Objective: Exactly repeat the material, dropping every picture from the copy.

Records that describe figures
● ● ● ●

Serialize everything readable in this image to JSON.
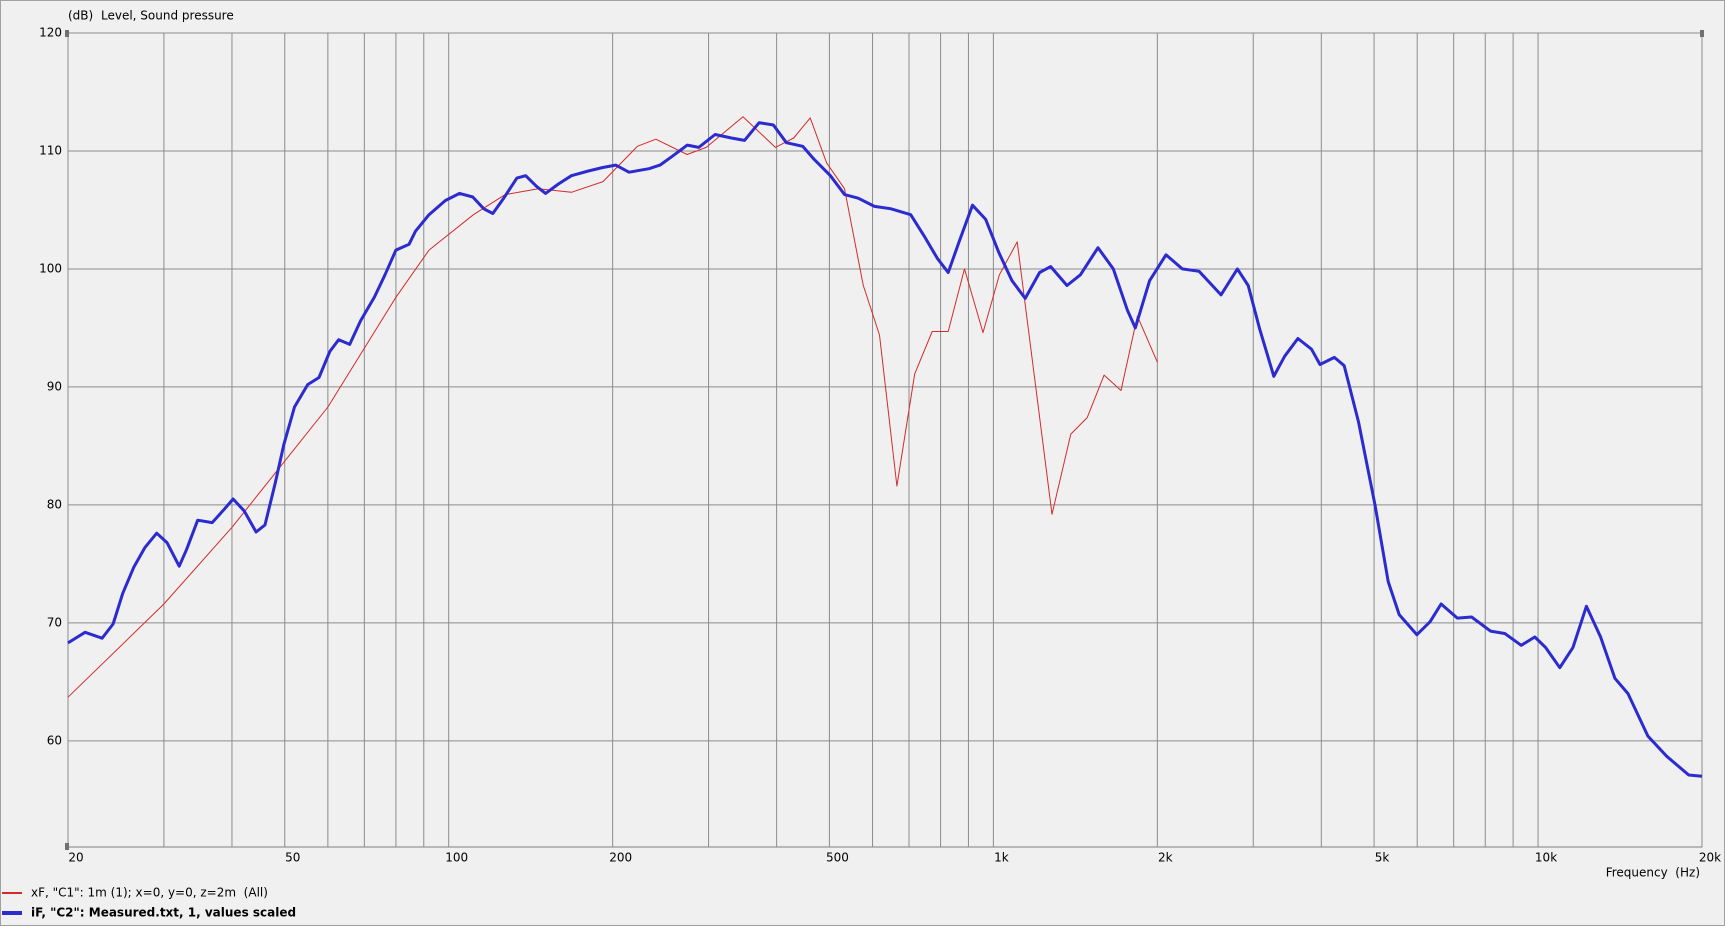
{
  "chart_data": {
    "type": "line",
    "title": "Level, Sound pressure",
    "y_label": "(dB)",
    "x_label": "Frequency  (Hz)",
    "x_scale": "log",
    "grid": true,
    "xlim": [
      20,
      20000
    ],
    "ylim": [
      51,
      120
    ],
    "yticks": [
      60,
      70,
      80,
      90,
      100,
      110,
      120
    ],
    "xticks": [
      20,
      50,
      100,
      200,
      500,
      {
        "value": 1000,
        "label": "1k"
      },
      {
        "value": 2000,
        "label": "2k"
      },
      {
        "value": 5000,
        "label": "5k"
      },
      {
        "value": 10000,
        "label": "10k"
      },
      {
        "value": 20000,
        "label": "20k"
      }
    ],
    "x_minor_ticks": [
      30,
      40,
      60,
      70,
      80,
      90,
      300,
      400,
      600,
      700,
      800,
      900,
      3000,
      4000,
      6000,
      7000,
      8000,
      9000
    ],
    "series": [
      {
        "name": "xF, \"C1\": 1m (1); x=0, y=0, z=2m  (All)",
        "color": "#d42a2a",
        "width": 1,
        "x": [
          20,
          30,
          40,
          50,
          60,
          80,
          92,
          111,
          127,
          146,
          168,
          192,
          222,
          240,
          274,
          297,
          347,
          398,
          430,
          461,
          494,
          533,
          577,
          618,
          665,
          717,
          772,
          826,
          885,
          957,
          1026,
          1106,
          1281,
          1387,
          1487,
          1597,
          1715,
          1838,
          2000
        ],
        "values": [
          63.7,
          71.6,
          78.1,
          83.7,
          88.3,
          97.6,
          101.6,
          104.6,
          106.3,
          106.8,
          106.5,
          107.4,
          110.4,
          111,
          109.7,
          110.3,
          112.9,
          110.3,
          111.1,
          112.8,
          109,
          106.8,
          98.6,
          94.4,
          81.6,
          91.1,
          94.7,
          94.7,
          100,
          94.6,
          99.5,
          102.3,
          79.2,
          86,
          87.4,
          91,
          89.7,
          96,
          92.1
        ]
      },
      {
        "name": "iF, \"C2\": Measured.txt, 1, values scaled",
        "color": "#2b2bcf",
        "width": 3,
        "x": [
          20,
          21.5,
          23.1,
          24.2,
          25.2,
          26.4,
          27.7,
          29.1,
          30.4,
          32,
          33,
          34.6,
          36.8,
          38.5,
          40.2,
          42.1,
          44.3,
          46,
          48,
          49.8,
          52.1,
          55.1,
          57.8,
          60.5,
          62.8,
          65.8,
          68.9,
          73,
          76.4,
          80,
          84.6,
          86.9,
          92,
          98.6,
          104.7,
          110.7,
          116,
          120.5,
          126.2,
          133.4,
          138.5,
          145,
          150.6,
          159,
          168,
          180.4,
          191.8,
          202.6,
          214.3,
          233.2,
          244.3,
          258.2,
          274.2,
          287.7,
          308.4,
          330.4,
          349.2,
          371.5,
          394.5,
          416.8,
          446.6,
          468.5,
          502,
          533.2,
          564.8,
          605,
          648.6,
          705,
          746.2,
          788.8,
          826,
          865,
          915.7,
          968,
          1023,
          1082,
          1144,
          1216,
          1274,
          1365,
          1445,
          1556,
          1660,
          1762,
          1822,
          1936,
          2075,
          2223,
          2386,
          2500,
          2618,
          2806,
          2937,
          3083,
          3272,
          3427,
          3624,
          3837,
          3979,
          4227,
          4407,
          4683,
          5020,
          5307,
          5560,
          5993,
          6337,
          6637,
          7112,
          7552,
          8180,
          8688,
          9311,
          9862,
          10330,
          10965,
          11590,
          12270,
          13030,
          13840,
          14630,
          15910,
          17220,
          18910,
          20000
        ],
        "values": [
          68.3,
          69.2,
          68.7,
          69.9,
          72.5,
          74.7,
          76.4,
          77.6,
          76.8,
          74.8,
          76.2,
          78.7,
          78.5,
          79.5,
          80.5,
          79.5,
          77.7,
          78.3,
          81.8,
          85.1,
          88.3,
          90.2,
          90.8,
          93,
          94,
          93.6,
          95.6,
          97.6,
          99.5,
          101.6,
          102.1,
          103.2,
          104.6,
          105.8,
          106.4,
          106.1,
          105.1,
          104.7,
          106,
          107.7,
          107.9,
          107,
          106.4,
          107.2,
          107.9,
          108.3,
          108.6,
          108.8,
          108.2,
          108.5,
          108.8,
          109.6,
          110.5,
          110.3,
          111.4,
          111.1,
          110.9,
          112.4,
          112.2,
          110.7,
          110.4,
          109.3,
          107.9,
          106.3,
          106,
          105.3,
          105.1,
          104.6,
          102.8,
          100.9,
          99.7,
          102.3,
          105.4,
          104.2,
          101.4,
          99,
          97.5,
          99.7,
          100.2,
          98.6,
          99.5,
          101.8,
          100,
          96.5,
          95,
          99,
          101.2,
          100,
          99.8,
          98.8,
          97.8,
          100,
          98.6,
          94.9,
          90.9,
          92.6,
          94.1,
          93.2,
          91.9,
          92.5,
          91.8,
          87,
          80,
          73.5,
          70.7,
          69,
          70.1,
          71.6,
          70.4,
          70.5,
          69.3,
          69.1,
          68.1,
          68.8,
          67.9,
          66.2,
          67.9,
          71.4,
          68.8,
          65.3,
          64,
          60.4,
          58.7,
          57.1,
          57
        ]
      }
    ]
  }
}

● ● ● ●

Task answer:
Serialize everything readable in this image to JSON.
{
  "chart_data": {
    "type": "line",
    "title": "Level, Sound pressure",
    "y_label": "(dB)",
    "x_label": "Frequency  (Hz)",
    "x_scale": "log",
    "grid": true,
    "xlim": [
      20,
      20000
    ],
    "ylim": [
      51,
      120
    ],
    "yticks": [
      60,
      70,
      80,
      90,
      100,
      110,
      120
    ],
    "xticks": [
      20,
      50,
      100,
      200,
      500,
      {
        "value": 1000,
        "label": "1k"
      },
      {
        "value": 2000,
        "label": "2k"
      },
      {
        "value": 5000,
        "label": "5k"
      },
      {
        "value": 10000,
        "label": "10k"
      },
      {
        "value": 20000,
        "label": "20k"
      }
    ],
    "x_minor_ticks": [
      30,
      40,
      60,
      70,
      80,
      90,
      300,
      400,
      600,
      700,
      800,
      900,
      3000,
      4000,
      6000,
      7000,
      8000,
      9000
    ],
    "series": [
      {
        "name": "xF, \"C1\": 1m (1); x=0, y=0, z=2m  (All)",
        "color": "#d42a2a",
        "width": 1,
        "x": [
          20,
          30,
          40,
          50,
          60,
          80,
          92,
          111,
          127,
          146,
          168,
          192,
          222,
          240,
          274,
          297,
          347,
          398,
          430,
          461,
          494,
          533,
          577,
          618,
          665,
          717,
          772,
          826,
          885,
          957,
          1026,
          1106,
          1281,
          1387,
          1487,
          1597,
          1715,
          1838,
          2000
        ],
        "values": [
          63.7,
          71.6,
          78.1,
          83.7,
          88.3,
          97.6,
          101.6,
          104.6,
          106.3,
          106.8,
          106.5,
          107.4,
          110.4,
          111,
          109.7,
          110.3,
          112.9,
          110.3,
          111.1,
          112.8,
          109,
          106.8,
          98.6,
          94.4,
          81.6,
          91.1,
          94.7,
          94.7,
          100,
          94.6,
          99.5,
          102.3,
          79.2,
          86,
          87.4,
          91,
          89.7,
          96,
          92.1
        ]
      },
      {
        "name": "iF, \"C2\": Measured.txt, 1, values scaled",
        "color": "#2b2bcf",
        "width": 3,
        "x": [
          20,
          21.5,
          23.1,
          24.2,
          25.2,
          26.4,
          27.7,
          29.1,
          30.4,
          32,
          33,
          34.6,
          36.8,
          38.5,
          40.2,
          42.1,
          44.3,
          46,
          48,
          49.8,
          52.1,
          55.1,
          57.8,
          60.5,
          62.8,
          65.8,
          68.9,
          73,
          76.4,
          80,
          84.6,
          86.9,
          92,
          98.6,
          104.7,
          110.7,
          116,
          120.5,
          126.2,
          133.4,
          138.5,
          145,
          150.6,
          159,
          168,
          180.4,
          191.8,
          202.6,
          214.3,
          233.2,
          244.3,
          258.2,
          274.2,
          287.7,
          308.4,
          330.4,
          349.2,
          371.5,
          394.5,
          416.8,
          446.6,
          468.5,
          502,
          533.2,
          564.8,
          605,
          648.6,
          705,
          746.2,
          788.8,
          826,
          865,
          915.7,
          968,
          1023,
          1082,
          1144,
          1216,
          1274,
          1365,
          1445,
          1556,
          1660,
          1762,
          1822,
          1936,
          2075,
          2223,
          2386,
          2500,
          2618,
          2806,
          2937,
          3083,
          3272,
          3427,
          3624,
          3837,
          3979,
          4227,
          4407,
          4683,
          5020,
          5307,
          5560,
          5993,
          6337,
          6637,
          7112,
          7552,
          8180,
          8688,
          9311,
          9862,
          10330,
          10965,
          11590,
          12270,
          13030,
          13840,
          14630,
          15910,
          17220,
          18910,
          20000
        ],
        "values": [
          68.3,
          69.2,
          68.7,
          69.9,
          72.5,
          74.7,
          76.4,
          77.6,
          76.8,
          74.8,
          76.2,
          78.7,
          78.5,
          79.5,
          80.5,
          79.5,
          77.7,
          78.3,
          81.8,
          85.1,
          88.3,
          90.2,
          90.8,
          93,
          94,
          93.6,
          95.6,
          97.6,
          99.5,
          101.6,
          102.1,
          103.2,
          104.6,
          105.8,
          106.4,
          106.1,
          105.1,
          104.7,
          106,
          107.7,
          107.9,
          107,
          106.4,
          107.2,
          107.9,
          108.3,
          108.6,
          108.8,
          108.2,
          108.5,
          108.8,
          109.6,
          110.5,
          110.3,
          111.4,
          111.1,
          110.9,
          112.4,
          112.2,
          110.7,
          110.4,
          109.3,
          107.9,
          106.3,
          106,
          105.3,
          105.1,
          104.6,
          102.8,
          100.9,
          99.7,
          102.3,
          105.4,
          104.2,
          101.4,
          99,
          97.5,
          99.7,
          100.2,
          98.6,
          99.5,
          101.8,
          100,
          96.5,
          95,
          99,
          101.2,
          100,
          99.8,
          98.8,
          97.8,
          100,
          98.6,
          94.9,
          90.9,
          92.6,
          94.1,
          93.2,
          91.9,
          92.5,
          91.8,
          87,
          80,
          73.5,
          70.7,
          69,
          70.1,
          71.6,
          70.4,
          70.5,
          69.3,
          69.1,
          68.1,
          68.8,
          67.9,
          66.2,
          67.9,
          71.4,
          68.8,
          65.3,
          64,
          60.4,
          58.7,
          57.1,
          57
        ]
      }
    ]
  }
}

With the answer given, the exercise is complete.